● What is expected
State only how many lines below include the string "Users".

● Supplied data
═══
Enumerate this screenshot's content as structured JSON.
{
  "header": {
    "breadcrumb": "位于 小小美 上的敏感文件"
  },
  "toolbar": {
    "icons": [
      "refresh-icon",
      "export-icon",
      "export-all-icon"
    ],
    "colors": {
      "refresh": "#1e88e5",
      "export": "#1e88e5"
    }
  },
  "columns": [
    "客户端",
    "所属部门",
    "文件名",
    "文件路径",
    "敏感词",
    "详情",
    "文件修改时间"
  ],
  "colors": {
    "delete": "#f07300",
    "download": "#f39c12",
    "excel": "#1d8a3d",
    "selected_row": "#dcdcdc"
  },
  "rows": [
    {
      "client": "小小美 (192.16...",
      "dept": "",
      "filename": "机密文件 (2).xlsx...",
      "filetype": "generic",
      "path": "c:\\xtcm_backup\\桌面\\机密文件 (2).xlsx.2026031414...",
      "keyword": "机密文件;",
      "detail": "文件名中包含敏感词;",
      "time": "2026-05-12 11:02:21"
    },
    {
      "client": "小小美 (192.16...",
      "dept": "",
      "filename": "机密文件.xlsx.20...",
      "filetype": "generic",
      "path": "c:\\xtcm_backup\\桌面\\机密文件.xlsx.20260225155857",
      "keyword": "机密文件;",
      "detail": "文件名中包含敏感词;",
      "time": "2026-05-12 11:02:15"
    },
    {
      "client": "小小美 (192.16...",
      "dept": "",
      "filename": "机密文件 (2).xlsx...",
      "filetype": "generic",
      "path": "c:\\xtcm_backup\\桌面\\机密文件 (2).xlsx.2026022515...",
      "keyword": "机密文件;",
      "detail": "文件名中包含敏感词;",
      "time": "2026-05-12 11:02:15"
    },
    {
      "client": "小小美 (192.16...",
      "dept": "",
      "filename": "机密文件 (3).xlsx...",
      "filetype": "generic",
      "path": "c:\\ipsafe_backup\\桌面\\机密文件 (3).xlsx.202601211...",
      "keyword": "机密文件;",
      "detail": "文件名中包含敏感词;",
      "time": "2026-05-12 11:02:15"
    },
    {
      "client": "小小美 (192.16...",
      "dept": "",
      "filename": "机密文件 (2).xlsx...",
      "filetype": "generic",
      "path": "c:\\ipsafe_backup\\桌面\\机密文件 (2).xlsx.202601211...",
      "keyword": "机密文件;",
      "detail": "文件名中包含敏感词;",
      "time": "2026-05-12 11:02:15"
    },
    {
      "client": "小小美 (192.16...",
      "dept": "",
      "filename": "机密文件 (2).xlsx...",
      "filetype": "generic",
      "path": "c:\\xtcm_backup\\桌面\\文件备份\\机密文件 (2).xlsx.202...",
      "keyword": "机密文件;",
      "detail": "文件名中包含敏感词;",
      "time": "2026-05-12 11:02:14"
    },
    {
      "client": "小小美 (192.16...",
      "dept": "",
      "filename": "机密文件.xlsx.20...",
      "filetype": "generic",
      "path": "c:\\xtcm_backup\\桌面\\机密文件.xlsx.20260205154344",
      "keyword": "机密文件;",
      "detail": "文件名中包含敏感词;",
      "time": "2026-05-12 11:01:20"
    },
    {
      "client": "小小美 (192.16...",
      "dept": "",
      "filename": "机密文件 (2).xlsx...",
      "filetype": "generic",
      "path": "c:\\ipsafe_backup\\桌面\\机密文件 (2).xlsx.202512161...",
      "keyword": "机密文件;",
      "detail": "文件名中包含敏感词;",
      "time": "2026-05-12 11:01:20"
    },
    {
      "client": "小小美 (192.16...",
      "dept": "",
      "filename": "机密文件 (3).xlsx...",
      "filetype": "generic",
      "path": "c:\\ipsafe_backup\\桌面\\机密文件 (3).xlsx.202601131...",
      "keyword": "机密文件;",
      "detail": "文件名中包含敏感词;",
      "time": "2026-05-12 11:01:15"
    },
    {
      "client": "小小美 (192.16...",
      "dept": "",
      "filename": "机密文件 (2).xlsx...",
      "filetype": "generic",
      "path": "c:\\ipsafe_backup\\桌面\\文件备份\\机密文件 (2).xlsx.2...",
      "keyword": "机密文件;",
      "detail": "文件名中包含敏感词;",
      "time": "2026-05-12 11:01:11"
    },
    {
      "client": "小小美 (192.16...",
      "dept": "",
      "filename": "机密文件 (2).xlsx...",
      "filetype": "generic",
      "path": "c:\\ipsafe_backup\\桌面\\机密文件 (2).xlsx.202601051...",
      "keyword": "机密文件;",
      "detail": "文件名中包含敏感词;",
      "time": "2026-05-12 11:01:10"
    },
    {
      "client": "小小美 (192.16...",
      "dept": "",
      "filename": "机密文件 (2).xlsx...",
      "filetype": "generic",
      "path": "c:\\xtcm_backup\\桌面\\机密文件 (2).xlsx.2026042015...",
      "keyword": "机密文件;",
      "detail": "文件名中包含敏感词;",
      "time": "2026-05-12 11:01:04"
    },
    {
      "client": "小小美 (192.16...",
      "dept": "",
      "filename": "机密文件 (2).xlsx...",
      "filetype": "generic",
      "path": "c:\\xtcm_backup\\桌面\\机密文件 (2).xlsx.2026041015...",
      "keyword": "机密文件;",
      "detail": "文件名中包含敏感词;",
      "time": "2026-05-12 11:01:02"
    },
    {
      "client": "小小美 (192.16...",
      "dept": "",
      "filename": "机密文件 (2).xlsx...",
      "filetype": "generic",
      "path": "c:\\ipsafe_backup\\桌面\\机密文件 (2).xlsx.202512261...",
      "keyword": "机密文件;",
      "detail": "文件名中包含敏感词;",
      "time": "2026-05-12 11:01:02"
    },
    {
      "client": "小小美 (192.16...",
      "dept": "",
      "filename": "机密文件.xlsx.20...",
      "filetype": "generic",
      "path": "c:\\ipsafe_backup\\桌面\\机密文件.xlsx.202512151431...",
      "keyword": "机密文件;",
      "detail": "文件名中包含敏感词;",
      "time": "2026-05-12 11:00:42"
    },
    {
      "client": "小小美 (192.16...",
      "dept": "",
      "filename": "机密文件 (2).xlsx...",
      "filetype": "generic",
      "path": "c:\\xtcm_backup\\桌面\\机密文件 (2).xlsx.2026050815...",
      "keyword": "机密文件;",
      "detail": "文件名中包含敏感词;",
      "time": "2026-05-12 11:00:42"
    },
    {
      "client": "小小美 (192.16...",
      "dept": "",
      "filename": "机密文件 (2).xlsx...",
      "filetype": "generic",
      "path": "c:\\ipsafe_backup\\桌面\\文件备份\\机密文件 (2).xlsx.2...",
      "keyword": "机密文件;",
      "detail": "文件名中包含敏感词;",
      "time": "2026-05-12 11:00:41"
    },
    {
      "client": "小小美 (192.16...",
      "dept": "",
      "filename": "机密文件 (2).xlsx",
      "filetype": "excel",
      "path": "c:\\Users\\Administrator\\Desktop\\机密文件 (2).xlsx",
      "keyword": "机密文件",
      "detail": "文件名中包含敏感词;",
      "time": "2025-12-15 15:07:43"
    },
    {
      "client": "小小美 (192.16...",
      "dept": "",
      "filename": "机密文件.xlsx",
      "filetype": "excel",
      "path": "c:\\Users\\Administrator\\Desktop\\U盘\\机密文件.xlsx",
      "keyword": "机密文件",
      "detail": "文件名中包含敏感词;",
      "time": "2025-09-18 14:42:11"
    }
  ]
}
═══
● Exercise response
2